**TASK DETAILS**: Reproduce all records exactly.

Saved entries:
━━━━━━━━━━━━━━━━━━━━
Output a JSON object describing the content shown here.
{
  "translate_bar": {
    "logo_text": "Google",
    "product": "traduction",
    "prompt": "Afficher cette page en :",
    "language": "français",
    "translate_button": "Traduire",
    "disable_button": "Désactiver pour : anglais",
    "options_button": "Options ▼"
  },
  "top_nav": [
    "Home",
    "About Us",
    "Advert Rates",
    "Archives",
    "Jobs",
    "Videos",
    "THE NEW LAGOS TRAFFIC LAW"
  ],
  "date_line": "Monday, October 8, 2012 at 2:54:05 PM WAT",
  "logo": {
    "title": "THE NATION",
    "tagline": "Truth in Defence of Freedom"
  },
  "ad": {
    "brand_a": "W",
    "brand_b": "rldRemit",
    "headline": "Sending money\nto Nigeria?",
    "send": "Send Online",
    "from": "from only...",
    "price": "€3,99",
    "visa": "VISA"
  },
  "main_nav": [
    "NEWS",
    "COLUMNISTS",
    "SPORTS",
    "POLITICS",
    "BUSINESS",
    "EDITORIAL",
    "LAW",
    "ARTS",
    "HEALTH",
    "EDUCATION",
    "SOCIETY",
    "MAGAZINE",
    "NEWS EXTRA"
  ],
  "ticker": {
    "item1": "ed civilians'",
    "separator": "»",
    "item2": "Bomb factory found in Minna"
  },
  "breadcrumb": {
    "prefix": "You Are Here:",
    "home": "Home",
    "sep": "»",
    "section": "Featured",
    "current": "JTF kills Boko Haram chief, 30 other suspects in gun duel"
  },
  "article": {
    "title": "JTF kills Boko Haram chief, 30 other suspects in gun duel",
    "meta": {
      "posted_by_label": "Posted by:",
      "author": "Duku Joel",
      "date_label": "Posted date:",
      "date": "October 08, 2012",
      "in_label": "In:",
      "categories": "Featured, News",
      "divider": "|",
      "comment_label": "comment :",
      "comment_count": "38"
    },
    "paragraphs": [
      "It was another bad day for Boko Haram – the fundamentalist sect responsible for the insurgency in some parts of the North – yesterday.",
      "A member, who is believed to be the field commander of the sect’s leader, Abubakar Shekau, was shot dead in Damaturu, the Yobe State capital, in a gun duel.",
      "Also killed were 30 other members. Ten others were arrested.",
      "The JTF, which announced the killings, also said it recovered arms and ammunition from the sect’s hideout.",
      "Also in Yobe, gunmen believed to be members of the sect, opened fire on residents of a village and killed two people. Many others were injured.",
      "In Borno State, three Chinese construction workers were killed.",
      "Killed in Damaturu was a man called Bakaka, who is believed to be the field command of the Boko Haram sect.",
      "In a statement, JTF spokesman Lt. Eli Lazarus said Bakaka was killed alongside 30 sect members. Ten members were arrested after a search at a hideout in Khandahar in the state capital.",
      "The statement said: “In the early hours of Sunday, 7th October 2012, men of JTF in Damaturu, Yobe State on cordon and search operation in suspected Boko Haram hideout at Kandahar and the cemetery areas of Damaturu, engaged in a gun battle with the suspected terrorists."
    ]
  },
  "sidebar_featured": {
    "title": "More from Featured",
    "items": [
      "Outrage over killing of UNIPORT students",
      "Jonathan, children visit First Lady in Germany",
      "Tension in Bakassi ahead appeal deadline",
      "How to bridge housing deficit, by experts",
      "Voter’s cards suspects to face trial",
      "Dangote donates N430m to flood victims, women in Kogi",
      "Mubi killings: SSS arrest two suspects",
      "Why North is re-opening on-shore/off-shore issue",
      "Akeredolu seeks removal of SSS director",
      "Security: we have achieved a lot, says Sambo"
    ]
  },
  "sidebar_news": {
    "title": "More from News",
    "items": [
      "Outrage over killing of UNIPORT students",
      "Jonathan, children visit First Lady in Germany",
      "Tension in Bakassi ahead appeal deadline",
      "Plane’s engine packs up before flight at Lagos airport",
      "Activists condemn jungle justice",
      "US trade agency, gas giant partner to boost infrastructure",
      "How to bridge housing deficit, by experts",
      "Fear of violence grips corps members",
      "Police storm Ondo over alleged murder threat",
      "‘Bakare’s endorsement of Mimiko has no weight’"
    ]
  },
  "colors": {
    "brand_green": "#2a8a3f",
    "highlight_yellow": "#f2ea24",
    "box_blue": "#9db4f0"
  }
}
━━━━━━━━━━━━━━━━━━━━
**THE OUTPUT**:
Output a JSON object describing the content shown here.
{
  "translate_bar": {
    "logo_text": "Google",
    "product": "traduction",
    "prompt": "Afficher cette page en :",
    "language": "français",
    "translate_button": "Traduire",
    "disable_button": "Désactiver pour : anglais",
    "options_button": "Options ▼"
  },
  "top_nav": [
    "Home",
    "About Us",
    "Advert Rates",
    "Archives",
    "Jobs",
    "Videos",
    "THE NEW LAGOS TRAFFIC LAW"
  ],
  "date_line": "Monday, October 8, 2012 at 2:54:05 PM WAT",
  "logo": {
    "title": "THE NATION",
    "tagline": "Truth in Defence of Freedom"
  },
  "ad": {
    "brand_a": "W",
    "brand_b": "rldRemit",
    "headline": "Sending money\nto Nigeria?",
    "send": "Send Online",
    "from": "from only...",
    "price": "€3,99",
    "visa": "VISA"
  },
  "main_nav": [
    "NEWS",
    "COLUMNISTS",
    "SPORTS",
    "POLITICS",
    "BUSINESS",
    "EDITORIAL",
    "LAW",
    "ARTS",
    "HEALTH",
    "EDUCATION",
    "SOCIETY",
    "MAGAZINE",
    "NEWS EXTRA"
  ],
  "ticker": {
    "item1": "ed civilians'",
    "separator": "»",
    "item2": "Bomb factory found in Minna"
  },
  "breadcrumb": {
    "prefix": "You Are Here:",
    "home": "Home",
    "sep": "»",
    "section": "Featured",
    "current": "JTF kills Boko Haram chief, 30 other suspects in gun duel"
  },
  "article": {
    "title": "JTF kills Boko Haram chief, 30 other suspects in gun duel",
    "meta": {
      "posted_by_label": "Posted by:",
      "author": "Duku Joel",
      "date_label": "Posted date:",
      "date": "October 08, 2012",
      "in_label": "In:",
      "categories": "Featured, News",
      "divider": "|",
      "comment_label": "comment :",
      "comment_count": "38"
    },
    "paragraphs": [
      "It was another bad day for Boko Haram – the fundamentalist sect responsible for the insurgency in some parts of the North – yesterday.",
      "A member, who is believed to be the field commander of the sect’s leader, Abubakar Shekau, was shot dead in Damaturu, the Yobe State capital, in a gun duel.",
      "Also killed were 30 other members. Ten others were arrested.",
      "The JTF, which announced the killings, also said it recovered arms and ammunition from the sect’s hideout.",
      "Also in Yobe, gunmen believed to be members of the sect, opened fire on residents of a village and killed two people. Many others were injured.",
      "In Borno State, three Chinese construction workers were killed.",
      "Killed in Damaturu was a man called Bakaka, who is believed to be the field command of the Boko Haram sect.",
      "In a statement, JTF spokesman Lt. Eli Lazarus said Bakaka was killed alongside 30 sect members. Ten members were arrested after a search at a hideout in Khandahar in the state capital.",
      "The statement said: “In the early hours of Sunday, 7th October 2012, men of JTF in Damaturu, Yobe State on cordon and search operation in suspected Boko Haram hideout at Kandahar and the cemetery areas of Damaturu, engaged in a gun battle with the suspected terrorists."
    ]
  },
  "sidebar_featured": {
    "title": "More from Featured",
    "items": [
      "Outrage over killing of UNIPORT students",
      "Jonathan, children visit First Lady in Germany",
      "Tension in Bakassi ahead appeal deadline",
      "How to bridge housing deficit, by experts",
      "Voter’s cards suspects to face trial",
      "Dangote donates N430m to flood victims, women in Kogi",
      "Mubi killings: SSS arrest two suspects",
      "Why North is re-opening on-shore/off-shore issue",
      "Akeredolu seeks removal of SSS director",
      "Security: we have achieved a lot, says Sambo"
    ]
  },
  "sidebar_news": {
    "title": "More from News",
    "items": [
      "Outrage over killing of UNIPORT students",
      "Jonathan, children visit First Lady in Germany",
      "Tension in Bakassi ahead appeal deadline",
      "Plane’s engine packs up before flight at Lagos airport",
      "Activists condemn jungle justice",
      "US trade agency, gas giant partner to boost infrastructure",
      "How to bridge housing deficit, by experts",
      "Fear of violence grips corps members",
      "Police storm Ondo over alleged murder threat",
      "‘Bakare’s endorsement of Mimiko has no weight’"
    ]
  },
  "colors": {
    "brand_green": "#2a8a3f",
    "highlight_yellow": "#f2ea24",
    "box_blue": "#9db4f0"
  }
}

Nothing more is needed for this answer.